* BEGIN DATA *

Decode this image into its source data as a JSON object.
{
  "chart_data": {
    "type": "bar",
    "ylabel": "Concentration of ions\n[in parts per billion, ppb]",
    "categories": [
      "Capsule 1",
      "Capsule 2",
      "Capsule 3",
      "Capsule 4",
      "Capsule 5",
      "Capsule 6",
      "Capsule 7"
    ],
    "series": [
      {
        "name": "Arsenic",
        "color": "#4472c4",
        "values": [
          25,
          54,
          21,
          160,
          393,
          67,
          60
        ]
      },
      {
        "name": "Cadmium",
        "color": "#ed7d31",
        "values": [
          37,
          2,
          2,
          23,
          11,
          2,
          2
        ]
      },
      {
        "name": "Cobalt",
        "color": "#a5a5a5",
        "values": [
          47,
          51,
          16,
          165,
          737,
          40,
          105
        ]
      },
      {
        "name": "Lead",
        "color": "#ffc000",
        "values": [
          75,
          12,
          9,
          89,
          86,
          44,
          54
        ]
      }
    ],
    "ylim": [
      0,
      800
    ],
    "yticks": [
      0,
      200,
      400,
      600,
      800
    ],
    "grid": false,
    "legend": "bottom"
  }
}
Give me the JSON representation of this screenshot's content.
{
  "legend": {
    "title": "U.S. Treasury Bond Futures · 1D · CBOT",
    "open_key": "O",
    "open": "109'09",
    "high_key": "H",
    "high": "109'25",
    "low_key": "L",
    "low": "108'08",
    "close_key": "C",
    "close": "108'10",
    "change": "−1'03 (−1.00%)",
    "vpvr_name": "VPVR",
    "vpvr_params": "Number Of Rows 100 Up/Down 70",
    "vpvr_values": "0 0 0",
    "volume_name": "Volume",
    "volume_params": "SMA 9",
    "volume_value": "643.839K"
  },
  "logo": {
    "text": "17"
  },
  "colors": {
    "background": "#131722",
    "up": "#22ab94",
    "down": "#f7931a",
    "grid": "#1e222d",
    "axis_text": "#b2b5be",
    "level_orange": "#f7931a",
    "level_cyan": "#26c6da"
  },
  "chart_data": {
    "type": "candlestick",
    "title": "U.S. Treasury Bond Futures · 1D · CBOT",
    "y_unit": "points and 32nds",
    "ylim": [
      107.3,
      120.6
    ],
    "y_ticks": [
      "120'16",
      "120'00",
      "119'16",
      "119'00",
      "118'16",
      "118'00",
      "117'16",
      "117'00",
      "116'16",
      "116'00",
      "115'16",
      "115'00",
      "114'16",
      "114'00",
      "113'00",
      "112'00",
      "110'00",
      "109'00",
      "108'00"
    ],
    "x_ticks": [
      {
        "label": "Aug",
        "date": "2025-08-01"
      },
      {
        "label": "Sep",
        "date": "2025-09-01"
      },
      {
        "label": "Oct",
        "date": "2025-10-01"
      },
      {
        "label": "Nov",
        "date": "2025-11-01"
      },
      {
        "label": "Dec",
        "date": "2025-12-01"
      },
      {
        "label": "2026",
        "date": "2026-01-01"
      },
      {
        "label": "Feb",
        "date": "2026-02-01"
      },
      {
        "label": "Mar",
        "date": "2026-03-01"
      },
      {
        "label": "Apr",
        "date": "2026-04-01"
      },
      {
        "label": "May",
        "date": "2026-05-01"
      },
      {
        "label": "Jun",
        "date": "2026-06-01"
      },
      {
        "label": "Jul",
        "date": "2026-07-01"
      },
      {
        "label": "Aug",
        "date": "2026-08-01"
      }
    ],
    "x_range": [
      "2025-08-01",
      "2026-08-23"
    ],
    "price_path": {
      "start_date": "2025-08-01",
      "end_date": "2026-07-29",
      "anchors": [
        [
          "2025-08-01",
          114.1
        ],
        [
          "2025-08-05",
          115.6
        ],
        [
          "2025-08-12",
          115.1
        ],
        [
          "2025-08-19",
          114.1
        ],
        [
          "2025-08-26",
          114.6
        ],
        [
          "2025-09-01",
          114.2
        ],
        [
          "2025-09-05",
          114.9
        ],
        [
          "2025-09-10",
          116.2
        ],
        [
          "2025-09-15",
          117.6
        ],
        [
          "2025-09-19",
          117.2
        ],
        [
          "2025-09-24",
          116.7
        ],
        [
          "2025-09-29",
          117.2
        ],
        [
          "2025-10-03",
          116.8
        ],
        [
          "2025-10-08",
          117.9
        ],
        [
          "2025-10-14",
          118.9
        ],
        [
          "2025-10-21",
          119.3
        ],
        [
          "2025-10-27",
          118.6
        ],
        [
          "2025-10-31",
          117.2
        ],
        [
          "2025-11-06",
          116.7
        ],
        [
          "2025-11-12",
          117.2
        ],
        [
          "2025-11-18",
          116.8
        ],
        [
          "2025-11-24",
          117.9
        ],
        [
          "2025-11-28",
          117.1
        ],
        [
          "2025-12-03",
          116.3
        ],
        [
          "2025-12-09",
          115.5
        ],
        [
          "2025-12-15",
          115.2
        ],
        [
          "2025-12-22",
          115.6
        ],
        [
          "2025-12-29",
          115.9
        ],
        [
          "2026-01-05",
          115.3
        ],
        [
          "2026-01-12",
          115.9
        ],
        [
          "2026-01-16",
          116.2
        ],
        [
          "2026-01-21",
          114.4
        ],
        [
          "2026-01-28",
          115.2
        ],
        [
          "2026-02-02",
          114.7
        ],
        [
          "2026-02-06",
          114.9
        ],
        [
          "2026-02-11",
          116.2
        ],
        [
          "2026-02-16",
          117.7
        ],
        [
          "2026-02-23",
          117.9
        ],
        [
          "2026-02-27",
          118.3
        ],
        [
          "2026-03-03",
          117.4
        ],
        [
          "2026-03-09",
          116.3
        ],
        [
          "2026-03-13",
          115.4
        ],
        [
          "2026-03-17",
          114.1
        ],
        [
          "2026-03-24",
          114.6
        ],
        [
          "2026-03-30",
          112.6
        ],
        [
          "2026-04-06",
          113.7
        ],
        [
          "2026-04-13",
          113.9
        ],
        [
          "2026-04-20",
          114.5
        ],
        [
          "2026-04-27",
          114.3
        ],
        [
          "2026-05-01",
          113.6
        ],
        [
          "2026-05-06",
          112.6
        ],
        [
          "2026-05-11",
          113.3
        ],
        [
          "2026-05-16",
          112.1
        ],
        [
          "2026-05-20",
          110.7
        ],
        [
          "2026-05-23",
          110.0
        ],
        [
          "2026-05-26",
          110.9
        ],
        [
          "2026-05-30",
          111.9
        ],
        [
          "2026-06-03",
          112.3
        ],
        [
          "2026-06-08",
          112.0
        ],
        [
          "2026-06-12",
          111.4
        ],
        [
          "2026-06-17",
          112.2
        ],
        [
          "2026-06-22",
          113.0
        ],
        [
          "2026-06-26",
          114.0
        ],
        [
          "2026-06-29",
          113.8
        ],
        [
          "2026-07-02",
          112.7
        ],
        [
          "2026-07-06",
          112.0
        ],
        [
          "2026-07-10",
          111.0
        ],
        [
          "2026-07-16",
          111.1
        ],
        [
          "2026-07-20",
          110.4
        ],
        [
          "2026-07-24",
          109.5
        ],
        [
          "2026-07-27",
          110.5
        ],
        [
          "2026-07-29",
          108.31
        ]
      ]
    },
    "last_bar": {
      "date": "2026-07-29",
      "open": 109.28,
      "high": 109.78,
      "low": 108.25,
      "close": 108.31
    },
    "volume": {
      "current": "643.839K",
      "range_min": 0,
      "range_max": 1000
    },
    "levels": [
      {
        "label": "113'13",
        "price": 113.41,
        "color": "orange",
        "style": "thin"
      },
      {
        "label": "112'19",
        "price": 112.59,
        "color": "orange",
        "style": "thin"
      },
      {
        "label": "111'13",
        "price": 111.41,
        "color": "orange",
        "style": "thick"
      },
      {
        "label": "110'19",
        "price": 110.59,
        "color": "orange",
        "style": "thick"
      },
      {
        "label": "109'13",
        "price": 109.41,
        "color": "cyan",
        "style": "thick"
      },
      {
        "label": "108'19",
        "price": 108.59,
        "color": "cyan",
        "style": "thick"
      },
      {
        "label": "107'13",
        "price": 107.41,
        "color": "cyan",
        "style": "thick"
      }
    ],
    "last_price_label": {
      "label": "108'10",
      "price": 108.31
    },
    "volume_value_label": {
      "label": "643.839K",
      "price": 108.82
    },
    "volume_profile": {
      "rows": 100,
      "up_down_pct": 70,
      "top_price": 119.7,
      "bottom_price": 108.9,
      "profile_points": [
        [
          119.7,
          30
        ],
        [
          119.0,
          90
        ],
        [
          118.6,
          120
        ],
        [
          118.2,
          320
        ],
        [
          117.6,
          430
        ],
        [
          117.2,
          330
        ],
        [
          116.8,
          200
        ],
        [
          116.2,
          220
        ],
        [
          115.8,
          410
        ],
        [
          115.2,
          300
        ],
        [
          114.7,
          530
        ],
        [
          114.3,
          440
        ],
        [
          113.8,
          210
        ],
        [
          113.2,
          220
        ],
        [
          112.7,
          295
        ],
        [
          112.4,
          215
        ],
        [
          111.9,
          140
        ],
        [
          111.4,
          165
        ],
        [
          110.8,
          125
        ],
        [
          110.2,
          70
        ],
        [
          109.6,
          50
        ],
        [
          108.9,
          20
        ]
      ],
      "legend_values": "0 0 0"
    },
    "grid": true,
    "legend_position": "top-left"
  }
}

* END DATA *

SET EXERCISE = Reply with the number of lines in the preceding entries that contain "this", and no other words.

ANSWER FOR THE TASK = 2